* Goal of the exercise
Pictures aside, return every line below exactly as written.
╭─ Recorded information
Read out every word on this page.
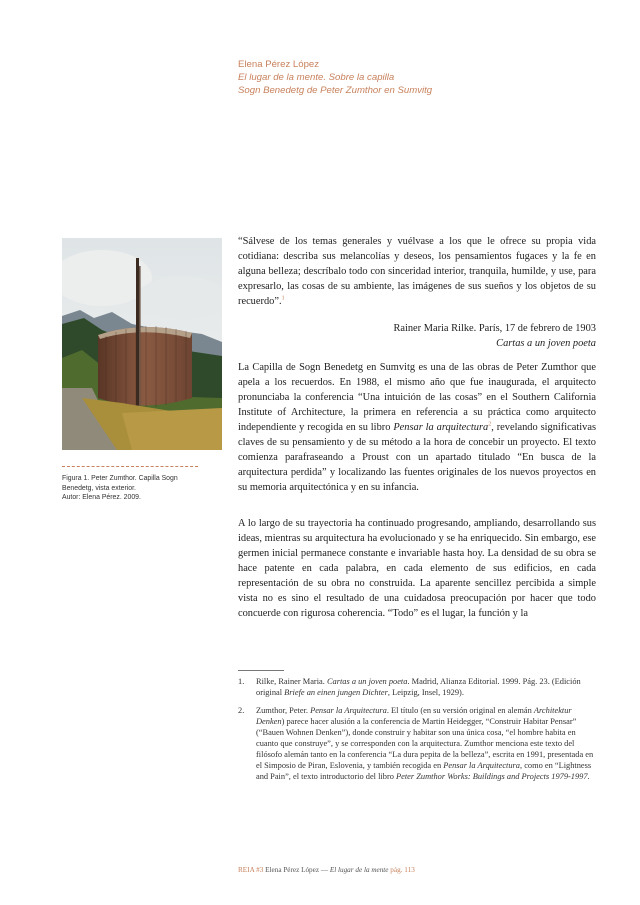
Elena Pérez López
El lugar de la mente. Sobre la capilla
Sogn Benedetg de Peter Zumthor en Sumvitg
Figura 1. Peter Zumthor. Capilla Sogn
Benedetg, vista exterior.
Autor: Elena Pérez. 2009.
“Sálvese de los temas generales y vuélvase a los que le ofrece su propia vida cotidiana: describa sus melancolías y deseos, los pensamientos fugaces y la fe en alguna belleza; descríbalo todo con sinceridad interior, tranquila, humilde, y use, para expresarlo, las cosas de su ambiente, las imágenes de sus sueños y los objetos de su recuerdo”.$^1$
Rainer Maria Rilke. París, 17 de febrero de 1903
Cartas a un joven poeta
La Capilla de Sogn Benedetg en Sumvitg es una de las obras de Peter Zumthor que apela a los recuerdos. En 1988, el mismo año que fue inaugurada, el arquitecto pronunciaba la conferencia “Una intuición de las cosas” en el Southern California Institute of Architecture, la primera en referencia a su práctica como arquitecto independiente y recogida en su libro Pensar la arquitectura$^2$, revelando significativas claves de su pensamiento y de su método a la hora de concebir un proyecto. El texto comienza parafraseando a Proust con un apartado titulado “En busca de la arquitectura perdida” y localizando las fuentes originales de los nuevos proyectos en su memoria arquitectónica y en su infancia.
A lo largo de su trayectoria ha continuado progresando, ampliando, desarrollando sus ideas, mientras su arquitectura ha evolucionado y se ha enriquecido. Sin embargo, ese germen inicial permanece constante e invariable hasta hoy. La densidad de su obra se hace patente en cada palabra, en cada elemento de sus edificios, en cada representación de su obra no construida. La aparente sencillez percibida a simple vista no es sino el resultado de una cuidadosa preocupación por hacer que todo concuerde con rigurosa coherencia. “Todo” es el lugar, la función y la
1. Rilke, Rainer Maria. Cartas a un joven poeta. Madrid, Alianza Editorial. 1999. Pág. 23. (Edición original Briefe an einen jungen Dichter, Leipzig, Insel, 1929).
2. Zumthor, Peter. Pensar la Arquitectura. El título (en su versión original en alemán Architektur Denken) parece hacer alusión a la conferencia de Martin Heidegger, “Construir Habitar Pensar” (“Bauen Wohnen Denken”), donde construir y habitar son una única cosa, “el hombre habita en cuanto que construye”, y se corresponden con la arquitectura. Zumthor menciona este texto del filósofo alemán tanto en la conferencia “La dura pepita de la belleza”, escrita en 1991, presentada en el Simposio de Piran, Eslovenia, y también recogida en Pensar la Arquitectura, como en “Lightness and Pain”, el texto introductorio del libro Peter Zumthor Works: Buildings and Projects 1979-1997.
REIA #3 Elena Pérez López — El lugar de la mente pág. 113
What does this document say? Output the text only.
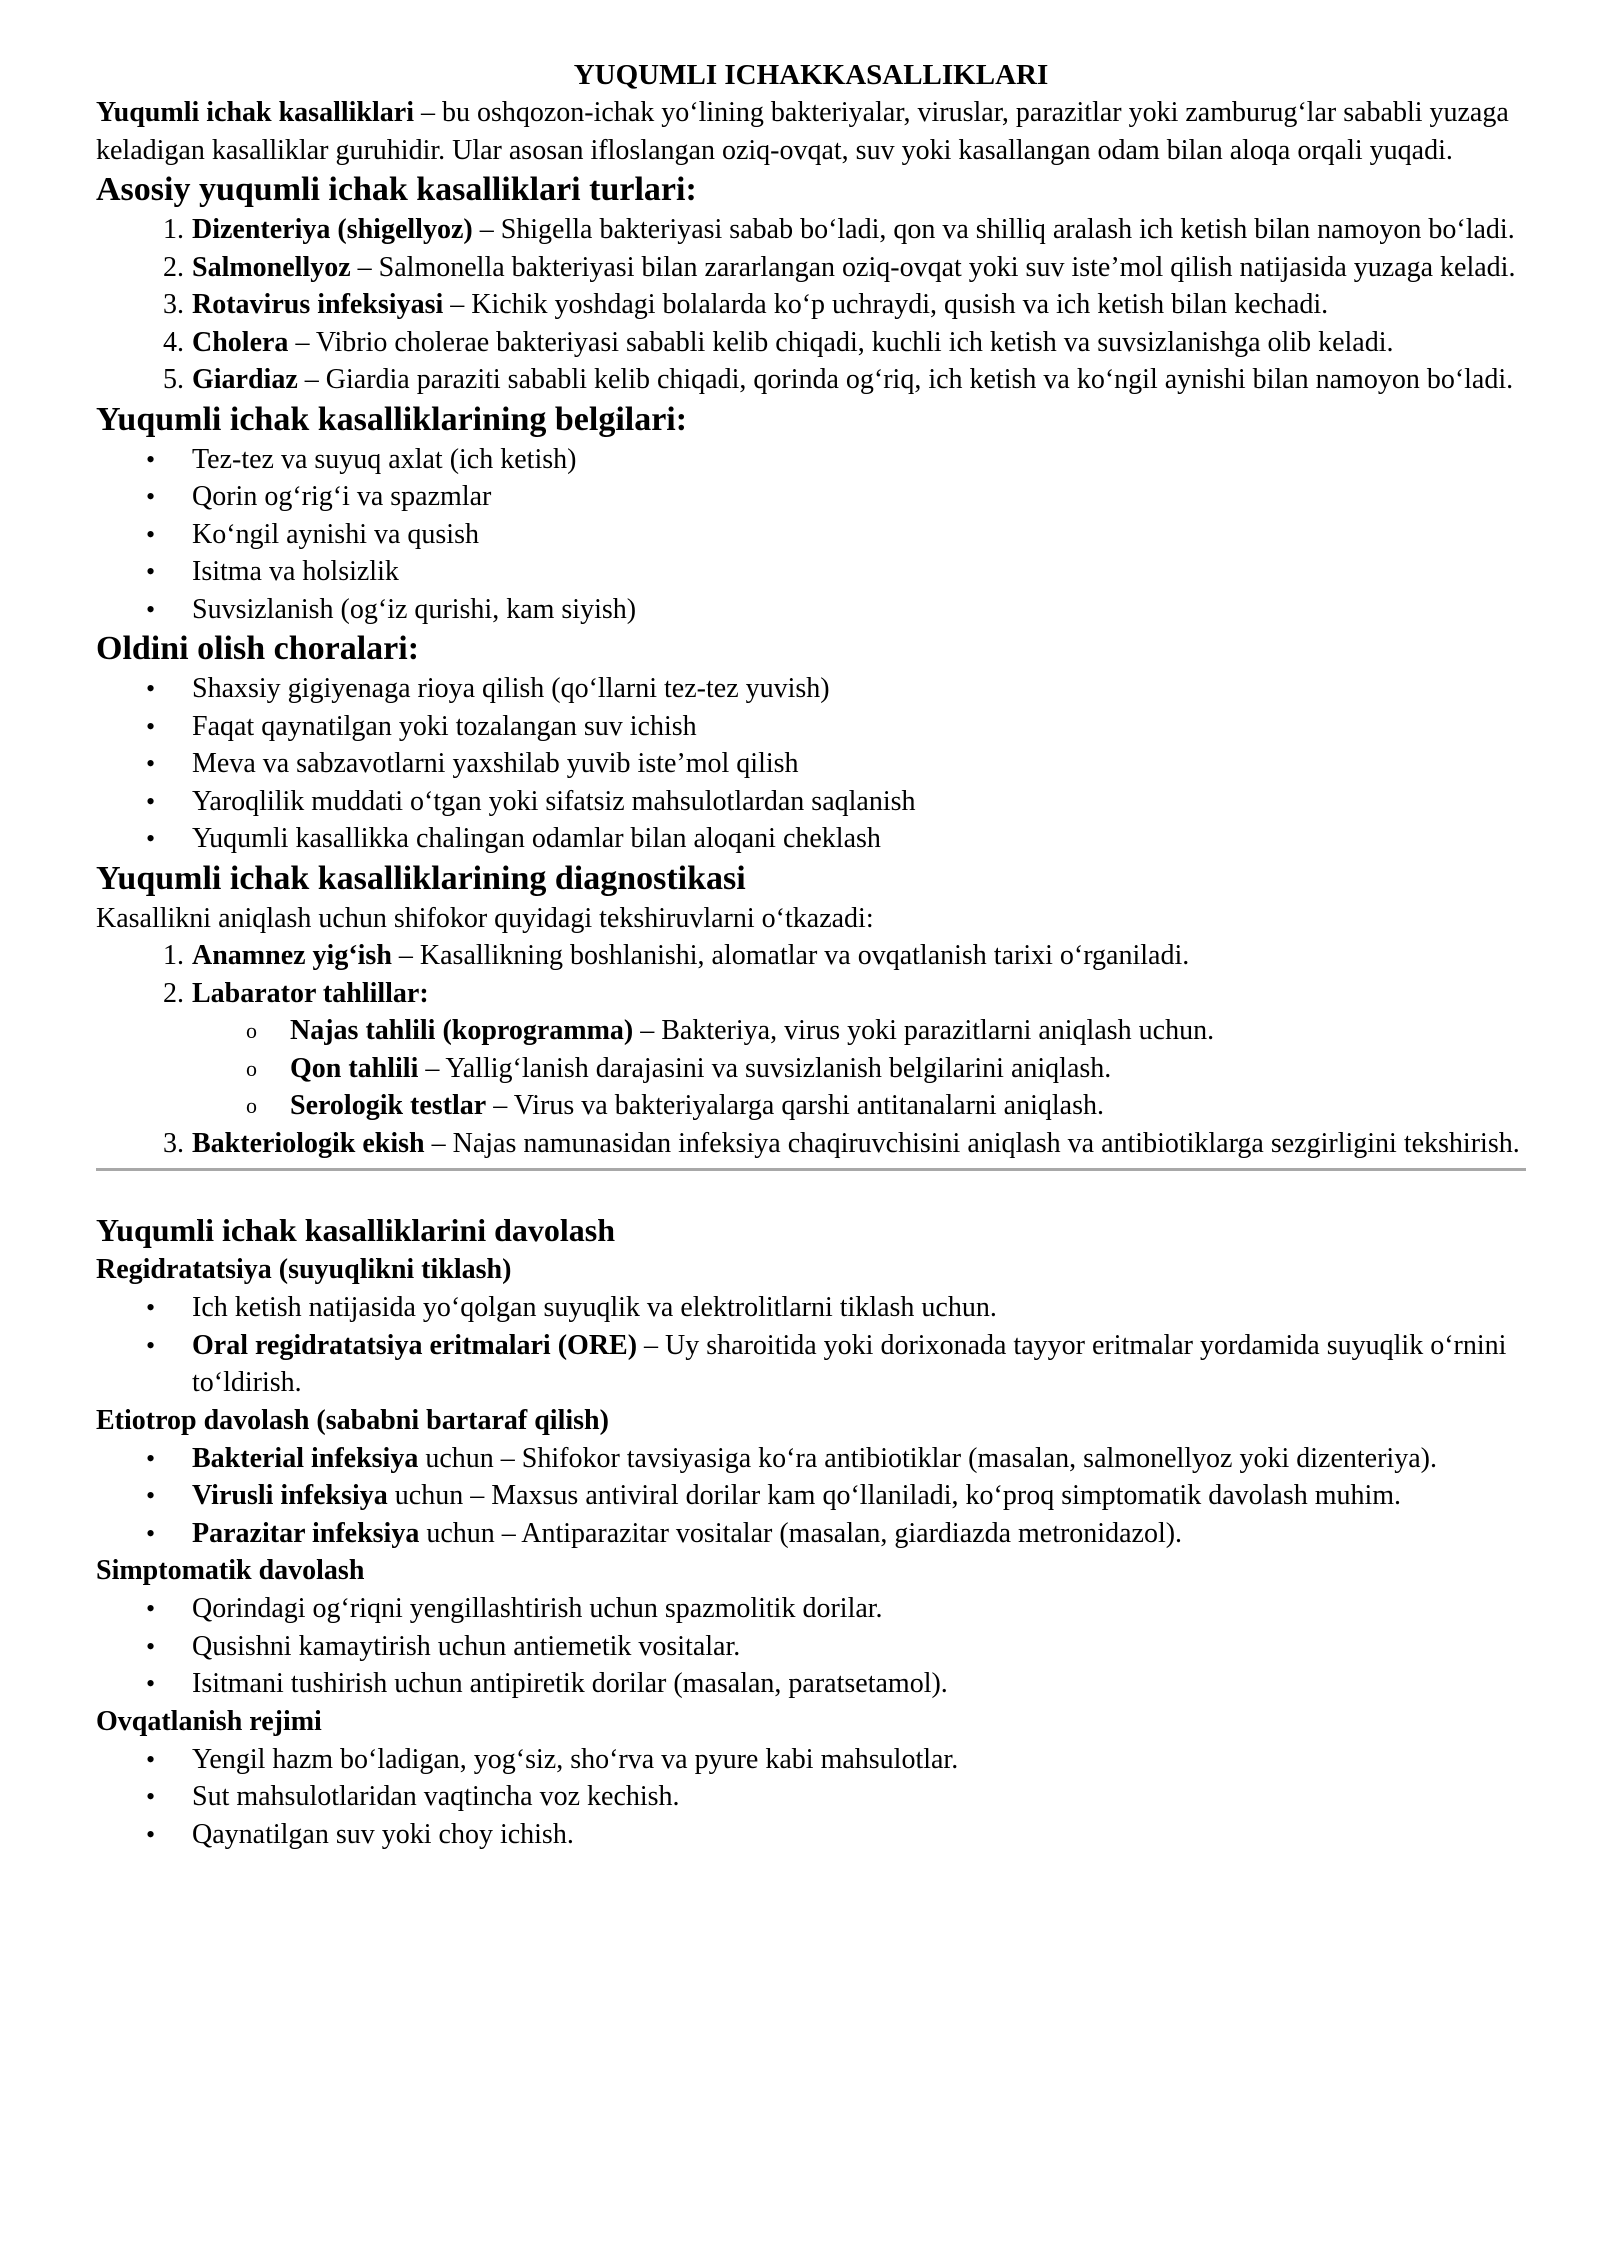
YUQUMLI ICHAKKASALLIKLARI

Yuqumli ichak kasalliklari – bu oshqozon-ichak yo‘lining bakteriyalar, viruslar, parazitlar yoki zamburug‘lar sababli yuzaga keladigan kasalliklar guruhidir. Ular asosan ifloslangan oziq-ovqat, suv yoki kasallangan odam bilan aloqa orqali yuqadi.

Asosiy yuqumli ichak kasalliklari turlari:
1. Dizenteriya (shigellyoz) – Shigella bakteriyasi sabab bo‘ladi, qon va shilliq aralash ich ketish bilan namoyon bo‘ladi.
2. Salmonellyoz – Salmonella bakteriyasi bilan zararlangan oziq-ovqat yoki suv iste’mol qilish natijasida yuzaga keladi.
3. Rotavirus infeksiyasi – Kichik yoshdagi bolalarda ko‘p uchraydi, qusish va ich ketish bilan kechadi.
4. Cholera – Vibrio cholerae bakteriyasi sababli kelib chiqadi, kuchli ich ketish va suvsizlanishga olib keladi.
5. Giardiaz – Giardia paraziti sababli kelib chiqadi, qorinda og‘riq, ich ketish va ko‘ngil aynishi bilan namoyon bo‘ladi.
Yuqumli ichak kasalliklarining belgilari:
•	Tez-tez va suyuq axlat (ich ketish)
•	Qorin og‘rig‘i va spazmlar
•	Ko‘ngil aynishi va qusish
•	Isitma va holsizlik
•	Suvsizlanish (og‘iz qurishi, kam siyish)
Oldini olish choralari:
•	Shaxsiy gigiyenaga rioya qilish (qo‘llarni tez-tez yuvish)
•	Faqat qaynatilgan yoki tozalangan suv ichish
•	Meva va sabzavotlarni yaxshilab yuvib iste’mol qilish
•	Yaroqlilik muddati o‘tgan yoki sifatsiz mahsulotlardan saqlanish
•	Yuqumli kasallikka chalingan odamlar bilan aloqani cheklash
Yuqumli ichak kasalliklarining diagnostikasi

Kasallikni aniqlash uchun shifokor quyidagi tekshiruvlarni o‘tkazadi:

1. Anamnez yig‘ish – Kasallikning boshlanishi, alomatlar va ovqatlanish tarixi o‘rganiladi.
2. Labarator tahlillar:
o	Najas tahlili (koprogramma) – Bakteriya, virus yoki parazitlarni aniqlash uchun.
o	Qon tahlili – Yallig‘lanish darajasini va suvsizlanish belgilarini aniqlash.
o	Serologik testlar – Virus va bakteriyalarga qarshi antitanalarni aniqlash.
3. Bakteriologik ekish – Najas namunasidan infeksiya chaqiruvchisini aniqlash va antibiotiklarga sezgirligini tekshirish.
Yuqumli ichak kasalliklarini davolash
Regidratatsiya (suyuqlikni tiklash)
•	Ich ketish natijasida yo‘qolgan suyuqlik va elektrolitlarni tiklash uchun.
•	Oral regidratatsiya eritmalari (ORE) – Uy sharoitida yoki dorixonada tayyor eritmalar yordamida suyuqlik o‘rnini to‘ldirish.
Etiotrop davolash (sababni bartaraf qilish)
•	Bakterial infeksiya uchun – Shifokor tavsiyasiga ko‘ra antibiotiklar (masalan, salmonellyoz yoki dizenteriya).
•	Virusli infeksiya uchun – Maxsus antiviral dorilar kam qo‘llaniladi, ko‘proq simptomatik davolash muhim.
•	Parazitar infeksiya uchun – Antiparazitar vositalar (masalan, giardiazda metronidazol).
Simptomatik davolash
•	Qorindagi og‘riqni yengillashtirish uchun spazmolitik dorilar.
•	Qusishni kamaytirish uchun antiemetik vositalar.
•	Isitmani tushirish uchun antipiretik dorilar (masalan, paratsetamol).
Ovqatlanish rejimi
•	Yengil hazm bo‘ladigan, yog‘siz, sho‘rva va pyure kabi mahsulotlar.
•	Sut mahsulotlaridan vaqtincha voz kechish.
•	Qaynatilgan suv yoki choy ichish.
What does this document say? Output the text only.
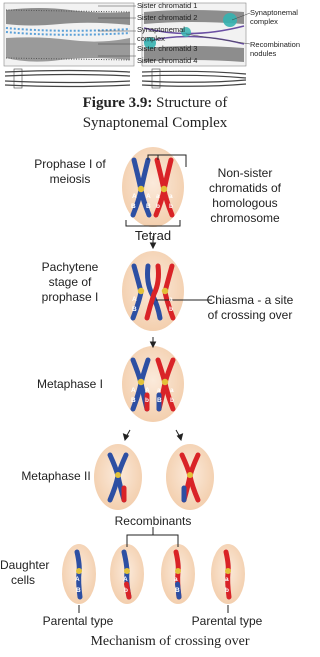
Sister chromatid 1
Sister chromatid 2
Synaptonemal complex
Sister chromatid 3
Sister chromatid 4
Synaptonemal complex
Recombination nodules
Figure 3.9: Structure of Synaptonemal Complex
A A a a
B B b b
A	a
B	b
A A a a
B b B b
A
B
A
b
a
B
a
b
Prophase I of meiosis
Pachytene stage of prophase I
Metaphase I
Metaphase II
Daughter cells
Non-sister chromatids of homologous chromosome
Tetrad
Chiasma - a site of crossing over
Recombinants
Parental type	Parental type
Mechanism of crossing over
╰─
* Response area
Read out every word on this page.
Elena Pérez López
El lugar de la mente. Sobre la capilla
Sogn Benedetg de Peter Zumthor en Sumvitg
Figura 1. Peter Zumthor. Capilla Sogn
Benedetg, vista exterior.
Autor: Elena Pérez. 2009.
“Sálvese de los temas generales y vuélvase a los que le ofrece su propia vida cotidiana: describa sus melancolías y deseos, los pensamientos fugaces y la fe en alguna belleza; descríbalo todo con sinceridad interior, tranquila, humilde, y use, para expresarlo, las cosas de su ambiente, las imágenes de sus sueños y los objetos de su recuerdo”.$^1$
Rainer Maria Rilke. París, 17 de febrero de 1903
Cartas a un joven poeta
La Capilla de Sogn Benedetg en Sumvitg es una de las obras de Peter Zumthor que apela a los recuerdos. En 1988, el mismo año que fue inaugurada, el arquitecto pronunciaba la conferencia “Una intuición de las cosas” en el Southern California Institute of Architecture, la primera en referencia a su práctica como arquitecto independiente y recogida en su libro Pensar la arquitectura$^2$, revelando significativas claves de su pensamiento y de su método a la hora de concebir un proyecto. El texto comienza parafraseando a Proust con un apartado titulado “En busca de la arquitectura perdida” y localizando las fuentes originales de los nuevos proyectos en su memoria arquitectónica y en su infancia.
A lo largo de su trayectoria ha continuado progresando, ampliando, desarrollando sus ideas, mientras su arquitectura ha evolucionado y se ha enriquecido. Sin embargo, ese germen inicial permanece constante e invariable hasta hoy. La densidad de su obra se hace patente en cada palabra, en cada elemento de sus edificios, en cada representación de su obra no construida. La aparente sencillez percibida a simple vista no es sino el resultado de una cuidadosa preocupación por hacer que todo concuerde con rigurosa coherencia. “Todo” es el lugar, la función y la
1. Rilke, Rainer Maria. Cartas a un joven poeta. Madrid, Alianza Editorial. 1999. Pág. 23. (Edición original Briefe an einen jungen Dichter, Leipzig, Insel, 1929).
2. Zumthor, Peter. Pensar la Arquitectura. El título (en su versión original en alemán Architektur Denken) parece hacer alusión a la conferencia de Martin Heidegger, “Construir Habitar Pensar” (“Bauen Wohnen Denken”), donde construir y habitar son una única cosa, “el hombre habita en cuanto que construye”, y se corresponden con la arquitectura. Zumthor menciona este texto del filósofo alemán tanto en la conferencia “La dura pepita de la belleza”, escrita en 1991, presentada en el Simposio de Piran, Eslovenia, y también recogida en Pensar la Arquitectura, como en “Lightness and Pain”, el texto introductorio del libro Peter Zumthor Works: Buildings and Projects 1979-1997.
REIA #3 Elena Pérez López — El lugar de la mente pág. 113
What does this document say? Output the text only.
YUQUMLI ICHAKKASALLIKLARI

Yuqumli ichak kasalliklari – bu oshqozon-ichak yo‘lining bakteriyalar, viruslar, parazitlar yoki zamburug‘lar sababli yuzaga keladigan kasalliklar guruhidir. Ular asosan ifloslangan oziq-ovqat, suv yoki kasallangan odam bilan aloqa orqali yuqadi.

Asosiy yuqumli ichak kasalliklari turlari:
1. Dizenteriya (shigellyoz) – Shigella bakteriyasi sabab bo‘ladi, qon va shilliq aralash ich ketish bilan namoyon bo‘ladi.
2. Salmonellyoz – Salmonella bakteriyasi bilan zararlangan oziq-ovqat yoki suv iste’mol qilish natijasida yuzaga keladi.
3. Rotavirus infeksiyasi – Kichik yoshdagi bolalarda ko‘p uchraydi, qusish va ich ketish bilan kechadi.
4. Cholera – Vibrio cholerae bakteriyasi sababli kelib chiqadi, kuchli ich ketish va suvsizlanishga olib keladi.
5. Giardiaz – Giardia paraziti sababli kelib chiqadi, qorinda og‘riq, ich ketish va ko‘ngil aynishi bilan namoyon bo‘ladi.
Yuqumli ichak kasalliklarining belgilari:
•	Tez-tez va suyuq axlat (ich ketish)
•	Qorin og‘rig‘i va spazmlar
•	Ko‘ngil aynishi va qusish
•	Isitma va holsizlik
•	Suvsizlanish (og‘iz qurishi, kam siyish)
Oldini olish choralari:
•	Shaxsiy gigiyenaga rioya qilish (qo‘llarni tez-tez yuvish)
•	Faqat qaynatilgan yoki tozalangan suv ichish
•	Meva va sabzavotlarni yaxshilab yuvib iste’mol qilish
•	Yaroqlilik muddati o‘tgan yoki sifatsiz mahsulotlardan saqlanish
•	Yuqumli kasallikka chalingan odamlar bilan aloqani cheklash
Yuqumli ichak kasalliklarining diagnostikasi

Kasallikni aniqlash uchun shifokor quyidagi tekshiruvlarni o‘tkazadi:

1. Anamnez yig‘ish – Kasallikning boshlanishi, alomatlar va ovqatlanish tarixi o‘rganiladi.
2. Labarator tahlillar:
o	Najas tahlili (koprogramma) – Bakteriya, virus yoki parazitlarni aniqlash uchun.
o	Qon tahlili – Yallig‘lanish darajasini va suvsizlanish belgilarini aniqlash.
o	Serologik testlar – Virus va bakteriyalarga qarshi antitanalarni aniqlash.
3. Bakteriologik ekish – Najas namunasidan infeksiya chaqiruvchisini aniqlash va antibiotiklarga sezgirligini tekshirish.
Yuqumli ichak kasalliklarini davolash
Regidratatsiya (suyuqlikni tiklash)
•	Ich ketish natijasida yo‘qolgan suyuqlik va elektrolitlarni tiklash uchun.
•	Oral regidratatsiya eritmalari (ORE) – Uy sharoitida yoki dorixonada tayyor eritmalar yordamida suyuqlik o‘rnini to‘ldirish.
Etiotrop davolash (sababni bartaraf qilish)
•	Bakterial infeksiya uchun – Shifokor tavsiyasiga ko‘ra antibiotiklar (masalan, salmonellyoz yoki dizenteriya).
•	Virusli infeksiya uchun – Maxsus antiviral dorilar kam qo‘llaniladi, ko‘proq simptomatik davolash muhim.
•	Parazitar infeksiya uchun – Antiparazitar vositalar (masalan, giardiazda metronidazol).
Simptomatik davolash
•	Qorindagi og‘riqni yengillashtirish uchun spazmolitik dorilar.
•	Qusishni kamaytirish uchun antiemetik vositalar.
•	Isitmani tushirish uchun antipiretik dorilar (masalan, paratsetamol).
Ovqatlanish rejimi
•	Yengil hazm bo‘ladigan, yog‘siz, sho‘rva va pyure kabi mahsulotlar.
•	Sut mahsulotlaridan vaqtincha voz kechish.
•	Qaynatilgan suv yoki choy ichish.
What does this document say? Output the text only.
Sister chromatid 1
Sister chromatid 2
Synaptonemal complex
Sister chromatid 3
Sister chromatid 4
Synaptonemal complex
Recombination nodules
Figure 3.9: Structure of Synaptonemal Complex
A A a a
B B b b
A	a
B	b
A A a a
B b B b
A
B
A
b
a
B
a
b
Prophase I of meiosis
Pachytene stage of prophase I
Metaphase I
Metaphase II
Daughter cells
Non-sister chromatids of homologous chromosome
Tetrad
Chiasma - a site of crossing over
Recombinants
Parental type	Parental type
Mechanism of crossing over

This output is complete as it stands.